◆ **Objective**: Update the rows below by changing "isometric view" to "perspective view" and leaving every other line as it stands. Leave the pictures out of your answer.

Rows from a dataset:
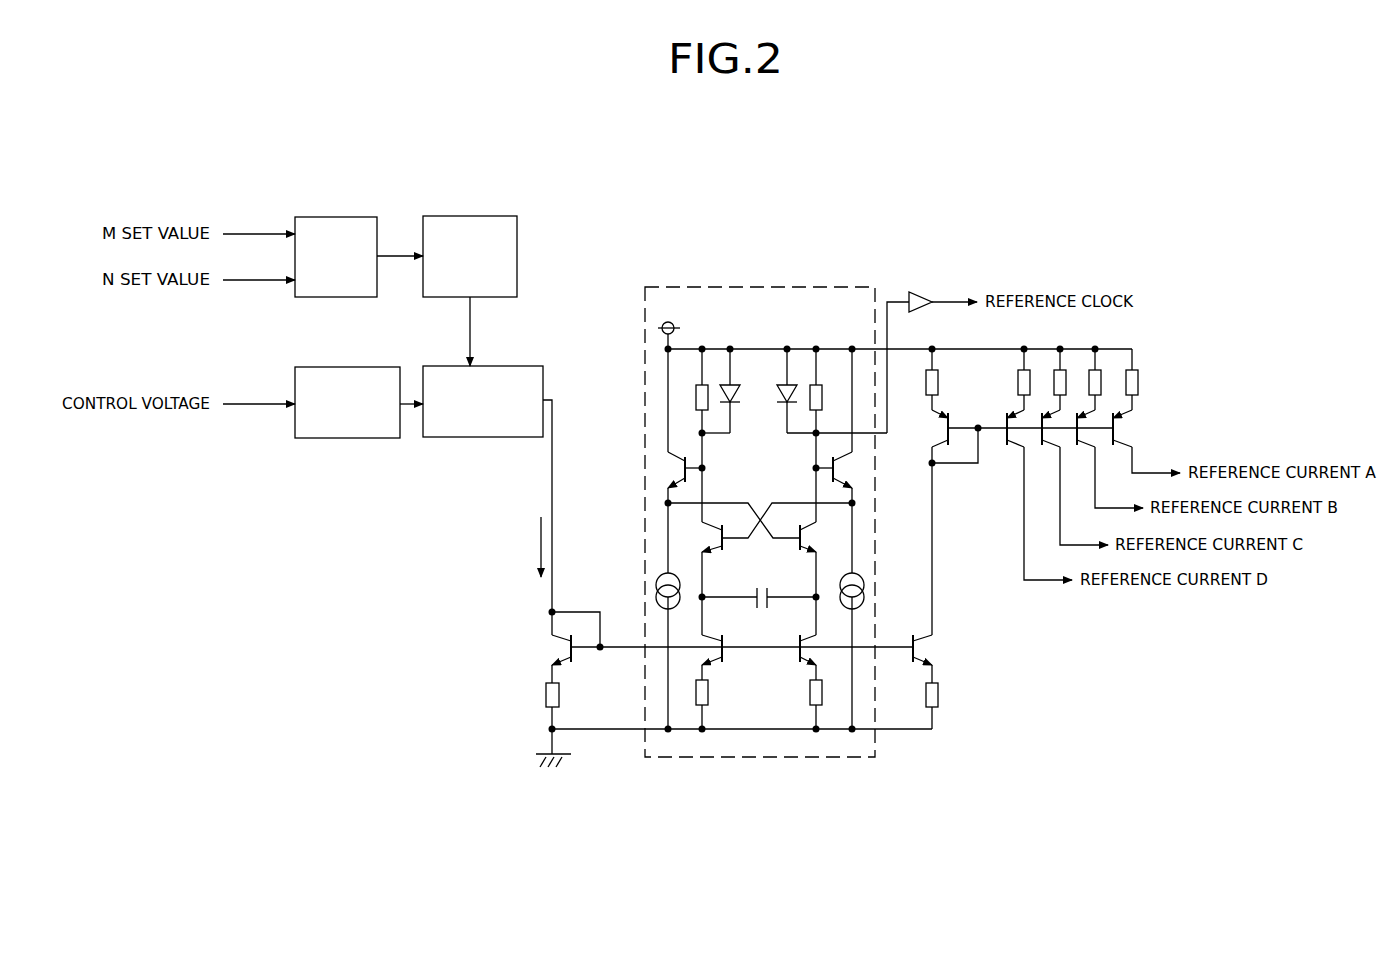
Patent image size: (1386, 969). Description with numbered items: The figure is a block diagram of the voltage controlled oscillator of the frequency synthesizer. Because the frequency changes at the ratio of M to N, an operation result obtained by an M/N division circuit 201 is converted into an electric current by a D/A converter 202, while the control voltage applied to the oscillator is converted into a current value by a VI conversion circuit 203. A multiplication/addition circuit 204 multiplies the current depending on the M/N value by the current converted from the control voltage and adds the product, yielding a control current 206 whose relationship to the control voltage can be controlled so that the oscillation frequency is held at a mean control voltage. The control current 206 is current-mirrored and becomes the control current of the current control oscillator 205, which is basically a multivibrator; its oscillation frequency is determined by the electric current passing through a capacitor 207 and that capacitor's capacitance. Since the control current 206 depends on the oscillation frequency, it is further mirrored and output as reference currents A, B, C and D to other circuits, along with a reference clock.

The M/N division circuit 201 is at (336, 247).
The D/A converter 202 is at (473, 246).
The VI conversion circuit 203 is at (347, 391).
The multiplication/addition circuit 204 is at (483, 392).
The current control oscillator 205 is at (888, 497).
The control current 206 is at (467, 517).
The capacitor 207 is at (759, 587).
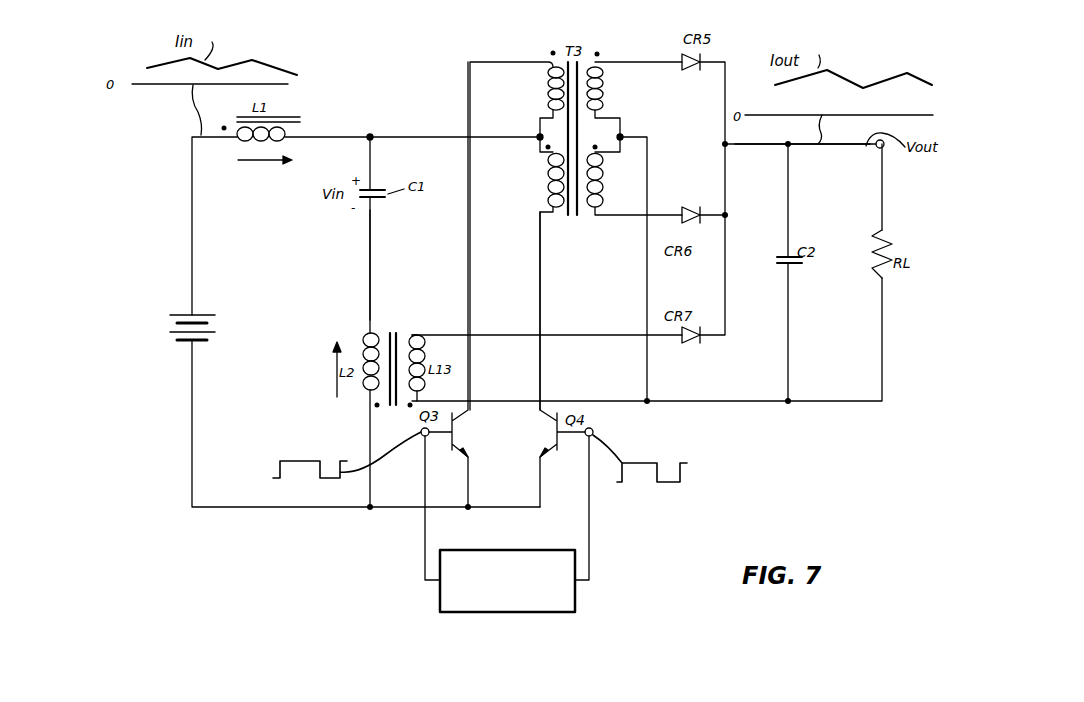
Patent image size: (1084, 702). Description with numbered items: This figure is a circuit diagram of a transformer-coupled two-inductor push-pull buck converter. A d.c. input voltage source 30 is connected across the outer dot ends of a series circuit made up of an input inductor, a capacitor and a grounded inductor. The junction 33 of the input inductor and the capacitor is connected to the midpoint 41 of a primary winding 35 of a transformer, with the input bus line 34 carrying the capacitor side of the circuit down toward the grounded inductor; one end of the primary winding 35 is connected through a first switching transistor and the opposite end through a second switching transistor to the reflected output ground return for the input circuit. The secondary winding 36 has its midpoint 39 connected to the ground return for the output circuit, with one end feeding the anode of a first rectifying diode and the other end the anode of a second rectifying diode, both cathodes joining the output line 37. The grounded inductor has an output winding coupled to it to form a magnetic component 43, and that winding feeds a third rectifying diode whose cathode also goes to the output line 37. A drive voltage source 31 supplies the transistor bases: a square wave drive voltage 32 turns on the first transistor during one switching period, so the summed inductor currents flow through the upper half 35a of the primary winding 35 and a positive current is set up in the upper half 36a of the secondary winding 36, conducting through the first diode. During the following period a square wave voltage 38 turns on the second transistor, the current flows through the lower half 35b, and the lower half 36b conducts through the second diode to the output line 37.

The d.c. input voltage source 30 is at (203, 317).
The drive voltage source 31 is at (533, 613).
The square wave drive voltage 32 is at (304, 461).
The junction 33 is at (372, 126).
The input bus line 34 is at (373, 296).
The primary winding 35 is at (553, 50).
The upper half of primary winding 35a is at (548, 98).
The lower half of primary winding 35b is at (548, 193).
The secondary winding 36 is at (603, 56).
The upper half of secondary winding 36a is at (605, 98).
The lower half of secondary winding 36b is at (612, 180).
The output line 37 is at (830, 149).
The square wave voltage 38 is at (642, 463).
The midpoint of secondary winding 39 is at (623, 137).
The midpoint of primary winding 41 is at (535, 137).
The magnetic component 43 is at (394, 331).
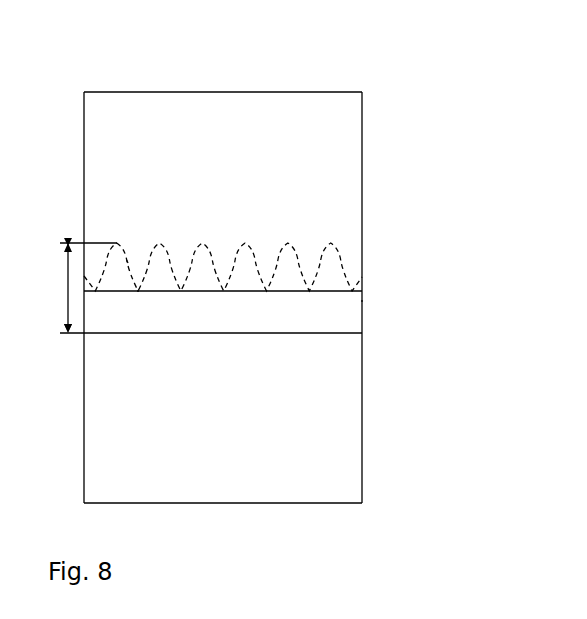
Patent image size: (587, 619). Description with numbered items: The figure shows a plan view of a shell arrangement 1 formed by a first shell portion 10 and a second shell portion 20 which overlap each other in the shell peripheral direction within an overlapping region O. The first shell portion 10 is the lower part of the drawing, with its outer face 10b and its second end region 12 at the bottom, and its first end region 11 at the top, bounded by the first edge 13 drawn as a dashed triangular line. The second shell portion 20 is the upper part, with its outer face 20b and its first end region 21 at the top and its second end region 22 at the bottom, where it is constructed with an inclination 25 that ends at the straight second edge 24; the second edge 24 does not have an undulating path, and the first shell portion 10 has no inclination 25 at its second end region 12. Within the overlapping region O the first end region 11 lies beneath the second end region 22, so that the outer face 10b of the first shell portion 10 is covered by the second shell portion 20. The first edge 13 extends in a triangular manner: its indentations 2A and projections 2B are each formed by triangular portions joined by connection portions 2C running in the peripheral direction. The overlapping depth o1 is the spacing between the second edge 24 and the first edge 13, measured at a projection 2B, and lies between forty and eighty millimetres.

The shell arrangement 1 is at (286, 44).
The first end region 21 is at (79, 104).
The outer face 20b is at (327, 134).
The second shell portion 20 is at (364, 180).
The projection 2B is at (120, 239).
The connection portion 2C is at (129, 263).
The first end region 11 is at (290, 270).
The first edge 13 is at (341, 251).
The overlapping region O is at (383, 299).
The overlapping depth o1 is at (67, 290).
The second end region 22 is at (369, 322).
The indentation 2A is at (139, 297).
The second edge 24 is at (116, 338).
The inclination 25 is at (188, 318).
The first shell portion 10 is at (363, 405).
The outer face 10b is at (265, 463).
The second end region 12 is at (371, 495).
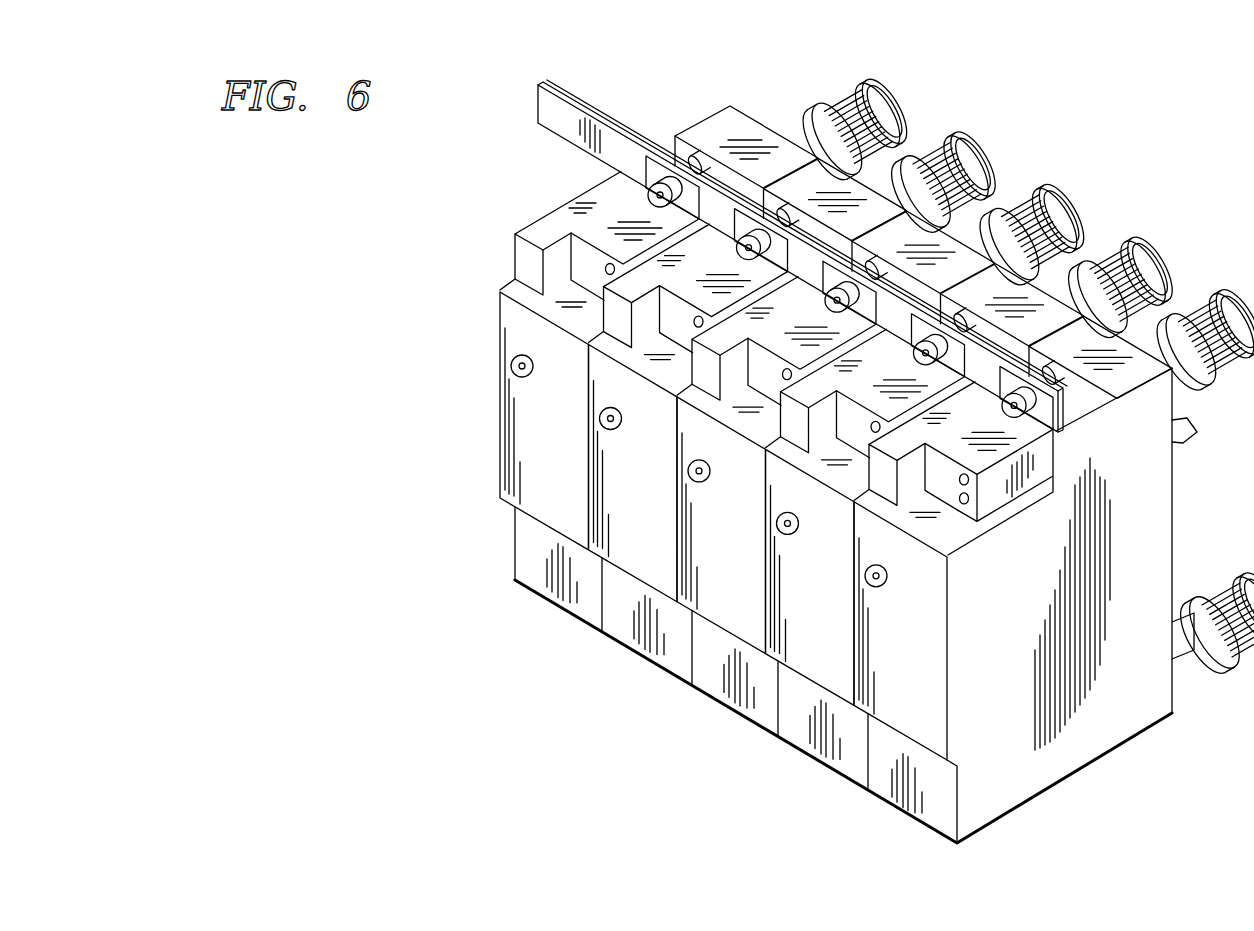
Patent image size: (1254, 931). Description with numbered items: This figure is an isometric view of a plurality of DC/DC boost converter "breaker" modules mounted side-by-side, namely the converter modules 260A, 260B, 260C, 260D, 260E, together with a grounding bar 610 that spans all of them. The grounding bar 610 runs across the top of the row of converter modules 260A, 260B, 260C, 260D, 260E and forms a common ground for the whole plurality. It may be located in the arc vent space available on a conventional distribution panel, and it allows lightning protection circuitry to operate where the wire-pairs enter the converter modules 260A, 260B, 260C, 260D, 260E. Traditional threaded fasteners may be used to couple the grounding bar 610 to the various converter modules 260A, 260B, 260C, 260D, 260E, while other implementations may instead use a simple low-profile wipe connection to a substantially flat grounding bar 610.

The grounding bar 610 is at (604, 100).
The converter module 260A is at (562, 608).
The converter module 260B is at (660, 666).
The converter module 260C is at (743, 723).
The converter module 260D is at (827, 777).
The converter module 260E is at (917, 823).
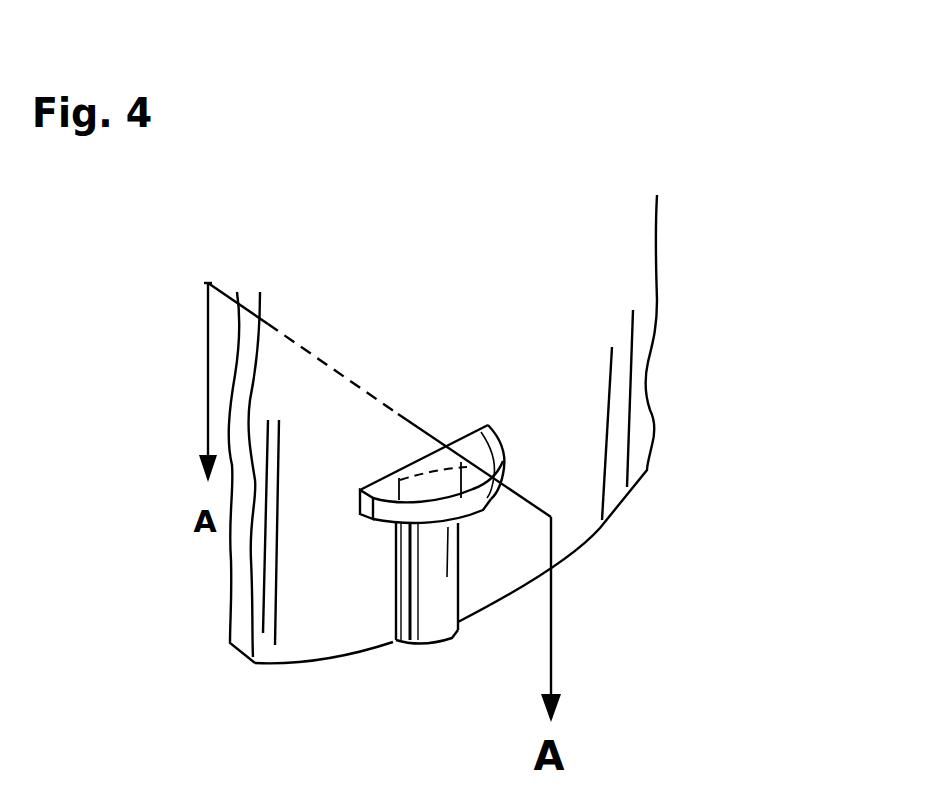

◆ **Solution to this exercise**:
Patent image size: (1386, 969). Description with numbered items: The figure is a block diagram of the voltage controlled oscillator of the frequency synthesizer. Because the frequency changes at the ratio of M to N, an operation result obtained by an M/N division circuit 201 is converted into an electric current by a D/A converter 202, while the control voltage applied to the oscillator is converted into a current value by a VI conversion circuit 203. A multiplication/addition circuit 204 multiplies the current depending on the M/N value by the current converted from the control voltage and adds the product, yielding a control current 206 whose relationship to the control voltage can be controlled so that the oscillation frequency is held at a mean control voltage. The control current 206 is current-mirrored and becomes the control current of the current control oscillator 205, which is basically a multivibrator; its oscillation frequency is determined by the electric current passing through a capacitor 207 and that capacitor's capacitance. Since the control current 206 depends on the oscillation frequency, it is further mirrored and output as reference currents A, B, C and D to other circuits, along with a reference clock.

The M/N division circuit 201 is at (336, 247).
The D/A converter 202 is at (473, 246).
The VI conversion circuit 203 is at (347, 391).
The multiplication/addition circuit 204 is at (483, 392).
The current control oscillator 205 is at (888, 497).
The control current 206 is at (467, 517).
The capacitor 207 is at (759, 587).
Patent image size: (1084, 702). Description with numbered items: This figure is a circuit diagram of a transformer-coupled two-inductor push-pull buck converter. A d.c. input voltage source 30 is connected across the outer dot ends of a series circuit made up of an input inductor, a capacitor and a grounded inductor. The junction 33 of the input inductor and the capacitor is connected to the midpoint 41 of a primary winding 35 of a transformer, with the input bus line 34 carrying the capacitor side of the circuit down toward the grounded inductor; one end of the primary winding 35 is connected through a first switching transistor and the opposite end through a second switching transistor to the reflected output ground return for the input circuit. The secondary winding 36 has its midpoint 39 connected to the ground return for the output circuit, with one end feeding the anode of a first rectifying diode and the other end the anode of a second rectifying diode, both cathodes joining the output line 37. The grounded inductor has an output winding coupled to it to form a magnetic component 43, and that winding feeds a third rectifying diode whose cathode also goes to the output line 37. A drive voltage source 31 supplies the transistor bases: a square wave drive voltage 32 turns on the first transistor during one switching period, so the summed inductor currents flow through the upper half 35a of the primary winding 35 and a positive current is set up in the upper half 36a of the secondary winding 36, conducting through the first diode. During the following period a square wave voltage 38 turns on the second transistor, the current flows through the lower half 35b, and the lower half 36b conducts through the second diode to the output line 37.

The d.c. input voltage source 30 is at (203, 317).
The drive voltage source 31 is at (533, 613).
The square wave drive voltage 32 is at (304, 461).
The junction 33 is at (372, 126).
The input bus line 34 is at (373, 296).
The primary winding 35 is at (553, 50).
The upper half of primary winding 35a is at (548, 98).
The lower half of primary winding 35b is at (548, 193).
The secondary winding 36 is at (603, 56).
The upper half of secondary winding 36a is at (605, 98).
The lower half of secondary winding 36b is at (612, 180).
The output line 37 is at (830, 149).
The square wave voltage 38 is at (642, 463).
The midpoint of secondary winding 39 is at (623, 137).
The midpoint of primary winding 41 is at (535, 137).
The magnetic component 43 is at (394, 331).
Patent image size: (587, 619). Description with numbered items: The figure shows a plan view of a shell arrangement 1 formed by a first shell portion 10 and a second shell portion 20 which overlap each other in the shell peripheral direction within an overlapping region O. The first shell portion 10 is the lower part of the drawing, with its outer face 10b and its second end region 12 at the bottom, and its first end region 11 at the top, bounded by the first edge 13 drawn as a dashed triangular line. The second shell portion 20 is the upper part, with its outer face 20b and its first end region 21 at the top and its second end region 22 at the bottom, where it is constructed with an inclination 25 that ends at the straight second edge 24; the second edge 24 does not have an undulating path, and the first shell portion 10 has no inclination 25 at its second end region 12. Within the overlapping region O the first end region 11 lies beneath the second end region 22, so that the outer face 10b of the first shell portion 10 is covered by the second shell portion 20. The first edge 13 extends in a triangular manner: its indentations 2A and projections 2B are each formed by triangular portions joined by connection portions 2C running in the peripheral direction. The overlapping depth o1 is the spacing between the second edge 24 and the first edge 13, measured at a projection 2B, and lies between forty and eighty millimetres.

The shell arrangement 1 is at (286, 44).
The first end region 21 is at (79, 104).
The outer face 20b is at (327, 134).
The second shell portion 20 is at (364, 180).
The projection 2B is at (120, 239).
The connection portion 2C is at (129, 263).
The first end region 11 is at (290, 270).
The first edge 13 is at (341, 251).
The overlapping region O is at (383, 299).
The overlapping depth o1 is at (67, 290).
The second end region 22 is at (369, 322).
The indentation 2A is at (139, 297).
The second edge 24 is at (116, 338).
The inclination 25 is at (188, 318).
The first shell portion 10 is at (363, 405).
The outer face 10b is at (265, 463).
The second end region 12 is at (371, 495).
Patent image size: (1254, 931). Description with numbered items: This figure is an perspective view of a plurality of DC/DC boost converter "breaker" modules mounted side-by-side, namely the converter modules 260A, 260B, 260C, 260D, 260E, together with a grounding bar 610 that spans all of them. The grounding bar 610 runs across the top of the row of converter modules 260A, 260B, 260C, 260D, 260E and forms a common ground for the whole plurality. It may be located in the arc vent space available on a conventional distribution panel, and it allows lightning protection circuitry to operate where the wire-pairs enter the converter modules 260A, 260B, 260C, 260D, 260E. Traditional threaded fasteners may be used to couple the grounding bar 610 to the various converter modules 260A, 260B, 260C, 260D, 260E, while other implementations may instead use a simple low-profile wipe connection to a substantially flat grounding bar 610.

The grounding bar 610 is at (604, 100).
The converter module 260A is at (562, 608).
The converter module 260B is at (660, 666).
The converter module 260C is at (743, 723).
The converter module 260D is at (827, 777).
The converter module 260E is at (917, 823).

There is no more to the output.